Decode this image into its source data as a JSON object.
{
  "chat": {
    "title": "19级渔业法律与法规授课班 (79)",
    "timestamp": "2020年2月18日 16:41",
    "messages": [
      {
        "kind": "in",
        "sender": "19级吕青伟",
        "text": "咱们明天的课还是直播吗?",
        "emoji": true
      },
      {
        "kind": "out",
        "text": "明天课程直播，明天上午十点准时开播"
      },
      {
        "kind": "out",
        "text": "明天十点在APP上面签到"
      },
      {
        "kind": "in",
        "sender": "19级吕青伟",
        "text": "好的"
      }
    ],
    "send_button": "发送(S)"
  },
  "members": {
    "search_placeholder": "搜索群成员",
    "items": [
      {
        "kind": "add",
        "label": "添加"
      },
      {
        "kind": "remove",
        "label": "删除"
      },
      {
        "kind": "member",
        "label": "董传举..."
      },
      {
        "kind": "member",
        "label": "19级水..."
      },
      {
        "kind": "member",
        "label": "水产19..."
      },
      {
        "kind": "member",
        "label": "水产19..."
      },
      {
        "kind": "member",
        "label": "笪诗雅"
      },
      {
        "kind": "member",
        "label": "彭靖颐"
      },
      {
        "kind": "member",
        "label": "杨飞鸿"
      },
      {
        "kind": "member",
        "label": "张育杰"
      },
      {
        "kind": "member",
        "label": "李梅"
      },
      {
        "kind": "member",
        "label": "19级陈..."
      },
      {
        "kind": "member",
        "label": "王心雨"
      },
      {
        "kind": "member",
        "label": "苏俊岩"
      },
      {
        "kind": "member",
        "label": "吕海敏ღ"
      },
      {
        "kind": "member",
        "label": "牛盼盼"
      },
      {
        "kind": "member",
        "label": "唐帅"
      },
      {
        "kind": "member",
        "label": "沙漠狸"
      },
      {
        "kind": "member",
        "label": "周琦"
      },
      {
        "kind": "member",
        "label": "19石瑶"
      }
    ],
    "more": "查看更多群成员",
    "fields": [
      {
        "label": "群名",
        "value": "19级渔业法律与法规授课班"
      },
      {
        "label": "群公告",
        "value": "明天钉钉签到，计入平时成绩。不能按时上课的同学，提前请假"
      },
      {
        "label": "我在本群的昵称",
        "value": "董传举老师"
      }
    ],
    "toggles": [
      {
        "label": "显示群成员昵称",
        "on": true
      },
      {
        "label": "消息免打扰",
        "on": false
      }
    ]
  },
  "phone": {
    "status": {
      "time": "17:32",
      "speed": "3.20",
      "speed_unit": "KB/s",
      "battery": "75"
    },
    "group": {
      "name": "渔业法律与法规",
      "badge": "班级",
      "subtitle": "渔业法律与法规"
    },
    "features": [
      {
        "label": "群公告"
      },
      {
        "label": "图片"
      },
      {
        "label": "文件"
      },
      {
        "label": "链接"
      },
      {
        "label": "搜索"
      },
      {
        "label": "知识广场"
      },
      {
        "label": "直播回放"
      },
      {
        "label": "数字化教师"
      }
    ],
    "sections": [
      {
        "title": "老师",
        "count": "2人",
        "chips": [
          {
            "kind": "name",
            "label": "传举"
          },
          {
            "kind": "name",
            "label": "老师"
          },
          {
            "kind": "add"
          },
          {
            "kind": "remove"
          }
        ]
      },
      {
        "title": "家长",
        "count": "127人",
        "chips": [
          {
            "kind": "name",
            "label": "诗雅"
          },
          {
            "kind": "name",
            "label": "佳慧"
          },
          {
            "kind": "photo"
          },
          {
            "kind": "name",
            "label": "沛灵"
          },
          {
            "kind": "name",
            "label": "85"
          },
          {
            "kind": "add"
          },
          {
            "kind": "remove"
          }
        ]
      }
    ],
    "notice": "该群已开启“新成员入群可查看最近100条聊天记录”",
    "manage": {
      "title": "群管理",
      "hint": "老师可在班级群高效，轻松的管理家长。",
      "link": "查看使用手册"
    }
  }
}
• • • • • • •
▶ _REQUEST_: Retype all the records, matching them exactly.

▶ _EXERCISE RESULT_:
Decode this image into its source data as a JSON object.
{
  "chat": {
    "title": "19级渔业法律与法规授课班 (79)",
    "timestamp": "2020年2月18日 16:41",
    "messages": [
      {
        "kind": "in",
        "sender": "19级吕青伟",
        "text": "咱们明天的课还是直播吗?",
        "emoji": true
      },
      {
        "kind": "out",
        "text": "明天课程直播，明天上午十点准时开播"
      },
      {
        "kind": "out",
        "text": "明天十点在APP上面签到"
      },
      {
        "kind": "in",
        "sender": "19级吕青伟",
        "text": "好的"
      }
    ],
    "send_button": "发送(S)"
  },
  "members": {
    "search_placeholder": "搜索群成员",
    "items": [
      {
        "kind": "add",
        "label": "添加"
      },
      {
        "kind": "remove",
        "label": "删除"
      },
      {
        "kind": "member",
        "label": "董传举..."
      },
      {
        "kind": "member",
        "label": "19级水..."
      },
      {
        "kind": "member",
        "label": "水产19..."
      },
      {
        "kind": "member",
        "label": "水产19..."
      },
      {
        "kind": "member",
        "label": "笪诗雅"
      },
      {
        "kind": "member",
        "label": "彭靖颐"
      },
      {
        "kind": "member",
        "label": "杨飞鸿"
      },
      {
        "kind": "member",
        "label": "张育杰"
      },
      {
        "kind": "member",
        "label": "李梅"
      },
      {
        "kind": "member",
        "label": "19级陈..."
      },
      {
        "kind": "member",
        "label": "王心雨"
      },
      {
        "kind": "member",
        "label": "苏俊岩"
      },
      {
        "kind": "member",
        "label": "吕海敏ღ"
      },
      {
        "kind": "member",
        "label": "牛盼盼"
      },
      {
        "kind": "member",
        "label": "唐帅"
      },
      {
        "kind": "member",
        "label": "沙漠狸"
      },
      {
        "kind": "member",
        "label": "周琦"
      },
      {
        "kind": "member",
        "label": "19石瑶"
      }
    ],
    "more": "查看更多群成员",
    "fields": [
      {
        "label": "群名",
        "value": "19级渔业法律与法规授课班"
      },
      {
        "label": "群公告",
        "value": "明天钉钉签到，计入平时成绩。不能按时上课的同学，提前请假"
      },
      {
        "label": "我在本群的昵称",
        "value": "董传举老师"
      }
    ],
    "toggles": [
      {
        "label": "显示群成员昵称",
        "on": true
      },
      {
        "label": "消息免打扰",
        "on": false
      }
    ]
  },
  "phone": {
    "status": {
      "time": "17:32",
      "speed": "3.20",
      "speed_unit": "KB/s",
      "battery": "75"
    },
    "group": {
      "name": "渔业法律与法规",
      "badge": "班级",
      "subtitle": "渔业法律与法规"
    },
    "features": [
      {
        "label": "群公告"
      },
      {
        "label": "图片"
      },
      {
        "label": "文件"
      },
      {
        "label": "链接"
      },
      {
        "label": "搜索"
      },
      {
        "label": "知识广场"
      },
      {
        "label": "直播回放"
      },
      {
        "label": "数字化教师"
      }
    ],
    "sections": [
      {
        "title": "老师",
        "count": "2人",
        "chips": [
          {
            "kind": "name",
            "label": "传举"
          },
          {
            "kind": "name",
            "label": "老师"
          },
          {
            "kind": "add"
          },
          {
            "kind": "remove"
          }
        ]
      },
      {
        "title": "家长",
        "count": "127人",
        "chips": [
          {
            "kind": "name",
            "label": "诗雅"
          },
          {
            "kind": "name",
            "label": "佳慧"
          },
          {
            "kind": "photo"
          },
          {
            "kind": "name",
            "label": "沛灵"
          },
          {
            "kind": "name",
            "label": "85"
          },
          {
            "kind": "add"
          },
          {
            "kind": "remove"
          }
        ]
      }
    ],
    "notice": "该群已开启“新成员入群可查看最近100条聊天记录”",
    "manage": {
      "title": "群管理",
      "hint": "老师可在班级群高效，轻松的管理家长。",
      "link": "查看使用手册"
    }
  }
}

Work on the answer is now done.